• Problem: Each entry below is to be given again word for word, with no pictures.

• Materials provided:
START

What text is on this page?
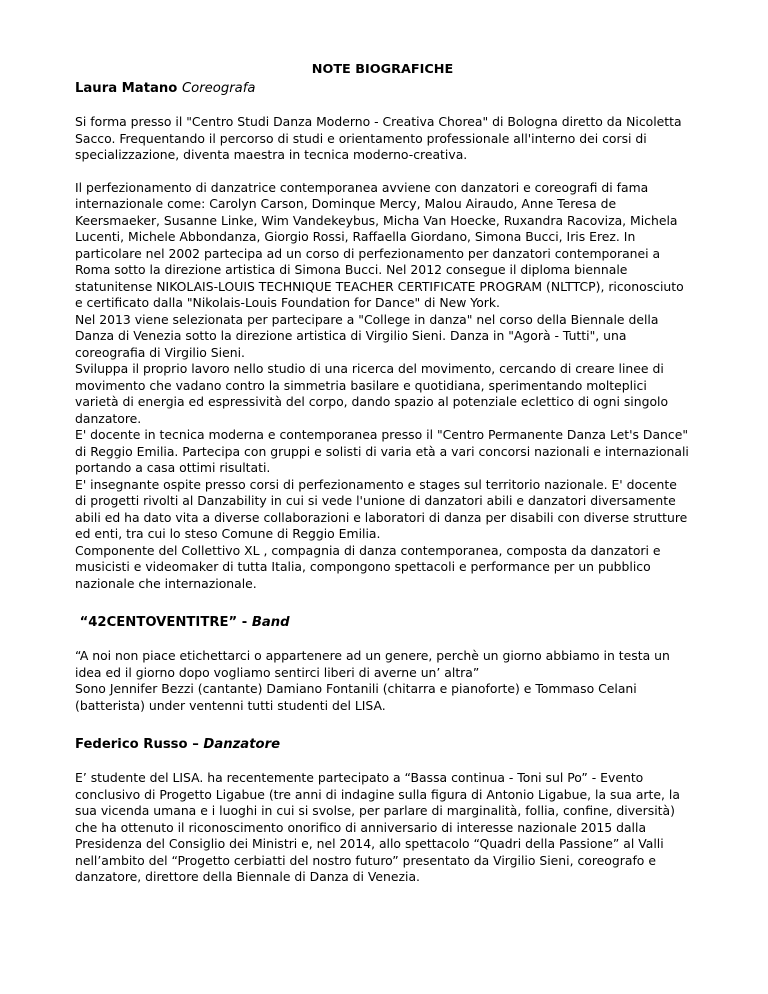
NOTE BIOGRAFICHE

Laura Matano Coreografa

Si forma presso il "Centro Studi Danza Moderno - Creativa Chorea" di Bologna diretto da Nicoletta Sacco. Frequentando il percorso di studi e orientamento professionale all'interno dei corsi di specializzazione, diventa maestra in tecnica moderno-creativa.

Il perfezionamento di danzatrice contemporanea avviene con danzatori e coreografi di fama internazionale come: Carolyn Carson, Dominque Mercy, Malou Airaudo, Anne Teresa de Keersmaeker, Susanne Linke, Wim Vandekeybus, Micha Van Hoecke, Ruxandra Racoviza, Michela Lucenti, Michele Abbondanza, Giorgio Rossi, Raffaella Giordano, Simona Bucci, Iris Erez. In particolare nel 2002 partecipa ad un corso di perfezionamento per danzatori contemporanei a Roma sotto la direzione artistica di Simona Bucci. Nel 2012 consegue il diploma biennale statunitense NIKOLAIS-LOUIS TECHNIQUE TEACHER CERTIFICATE PROGRAM (NLTTCP), riconosciuto e certificato dalla "Nikolais-Louis Foundation for Dance" di New York.
Nel 2013 viene selezionata per partecipare a "College in danza" nel corso della Biennale della Danza di Venezia sotto la direzione artistica di Virgilio Sieni. Danza in "Agorà - Tutti", una coreografia di Virgilio Sieni.
Sviluppa il proprio lavoro nello studio di una ricerca del movimento, cercando di creare linee di movimento che vadano contro la simmetria basilare e quotidiana, sperimentando molteplici varietà di energia ed espressività del corpo, dando spazio al potenziale eclettico di ogni singolo danzatore.
E' docente in tecnica moderna e contemporanea presso il "Centro Permanente Danza Let's Dance" di Reggio Emilia. Partecipa con gruppi e solisti di varia età a vari concorsi nazionali e internazionali portando a casa ottimi risultati.
E' insegnante ospite presso corsi di perfezionamento e stages sul territorio nazionale. E' docente di progetti rivolti al Danzability in cui si vede l'unione di danzatori abili e danzatori diversamente abili ed ha dato vita a diverse collaborazioni e laboratori di danza per disabili con diverse strutture ed enti, tra cui lo steso Comune di Reggio Emilia.
Componente del Collettivo XL , compagnia di danza contemporanea, composta da danzatori e musicisti e videomaker di tutta Italia, compongono spettacoli e performance per un pubblico nazionale che internazionale.

“42CENTOVENTITRE” - Band

“A noi non piace etichettarci o appartenere ad un genere, perchè un giorno abbiamo in testa un idea ed il giorno dopo vogliamo sentirci liberi di averne un’ altra”
Sono Jennifer Bezzi (cantante) Damiano Fontanili (chitarra e pianoforte) e Tommaso Celani (batterista) under ventenni tutti studenti del LISA.

Federico Russo – Danzatore

E’ studente del LISA. ha recentemente partecipato a “Bassa continua - Toni sul Po” - Evento conclusivo di Progetto Ligabue (tre anni di indagine sulla figura di Antonio Ligabue, la sua arte, la sua vicenda umana e i luoghi in cui si svolse, per parlare di marginalità, follia, confine, diversità) che ha ottenuto il riconoscimento onorifico di anniversario di interesse nazionale 2015 dalla Presidenza del Consiglio dei Ministri e, nel 2014, allo spettacolo “Quadri della Passione” al Valli nell’ambito del “Progetto cerbiatti del nostro futuro” presentato da Virgilio Sieni, coreografo e danzatore, direttore della Biennale di Danza di Venezia.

END

• Expected answer:
What text is on this page?
NOTE BIOGRAFICHE

Laura Matano Coreografa

Si forma presso il "Centro Studi Danza Moderno - Creativa Chorea" di Bologna diretto da Nicoletta Sacco. Frequentando il percorso di studi e orientamento professionale all'interno dei corsi di specializzazione, diventa maestra in tecnica moderno-creativa.

Il perfezionamento di danzatrice contemporanea avviene con danzatori e coreografi di fama internazionale come: Carolyn Carson, Dominque Mercy, Malou Airaudo, Anne Teresa de Keersmaeker, Susanne Linke, Wim Vandekeybus, Micha Van Hoecke, Ruxandra Racoviza, Michela Lucenti, Michele Abbondanza, Giorgio Rossi, Raffaella Giordano, Simona Bucci, Iris Erez. In particolare nel 2002 partecipa ad un corso di perfezionamento per danzatori contemporanei a Roma sotto la direzione artistica di Simona Bucci. Nel 2012 consegue il diploma biennale statunitense NIKOLAIS-LOUIS TECHNIQUE TEACHER CERTIFICATE PROGRAM (NLTTCP), riconosciuto e certificato dalla "Nikolais-Louis Foundation for Dance" di New York.
Nel 2013 viene selezionata per partecipare a "College in danza" nel corso della Biennale della Danza di Venezia sotto la direzione artistica di Virgilio Sieni. Danza in "Agorà - Tutti", una coreografia di Virgilio Sieni.
Sviluppa il proprio lavoro nello studio di una ricerca del movimento, cercando di creare linee di movimento che vadano contro la simmetria basilare e quotidiana, sperimentando molteplici varietà di energia ed espressività del corpo, dando spazio al potenziale eclettico di ogni singolo danzatore.
E' docente in tecnica moderna e contemporanea presso il "Centro Permanente Danza Let's Dance" di Reggio Emilia. Partecipa con gruppi e solisti di varia età a vari concorsi nazionali e internazionali portando a casa ottimi risultati.
E' insegnante ospite presso corsi di perfezionamento e stages sul territorio nazionale. E' docente di progetti rivolti al Danzability in cui si vede l'unione di danzatori abili e danzatori diversamente abili ed ha dato vita a diverse collaborazioni e laboratori di danza per disabili con diverse strutture ed enti, tra cui lo steso Comune di Reggio Emilia.
Componente del Collettivo XL , compagnia di danza contemporanea, composta da danzatori e musicisti e videomaker di tutta Italia, compongono spettacoli e performance per un pubblico nazionale che internazionale.

“42CENTOVENTITRE” - Band

“A noi non piace etichettarci o appartenere ad un genere, perchè un giorno abbiamo in testa un idea ed il giorno dopo vogliamo sentirci liberi di averne un’ altra”
Sono Jennifer Bezzi (cantante) Damiano Fontanili (chitarra e pianoforte) e Tommaso Celani (batterista) under ventenni tutti studenti del LISA.

Federico Russo – Danzatore

E’ studente del LISA. ha recentemente partecipato a “Bassa continua - Toni sul Po” - Evento conclusivo di Progetto Ligabue (tre anni di indagine sulla figura di Antonio Ligabue, la sua arte, la sua vicenda umana e i luoghi in cui si svolse, per parlare di marginalità, follia, confine, diversità) che ha ottenuto il riconoscimento onorifico di anniversario di interesse nazionale 2015 dalla Presidenza del Consiglio dei Ministri e, nel 2014, allo spettacolo “Quadri della Passione” al Valli nell’ambito del “Progetto cerbiatti del nostro futuro” presentato da Virgilio Sieni, coreografo e danzatore, direttore della Biennale di Danza di Venezia.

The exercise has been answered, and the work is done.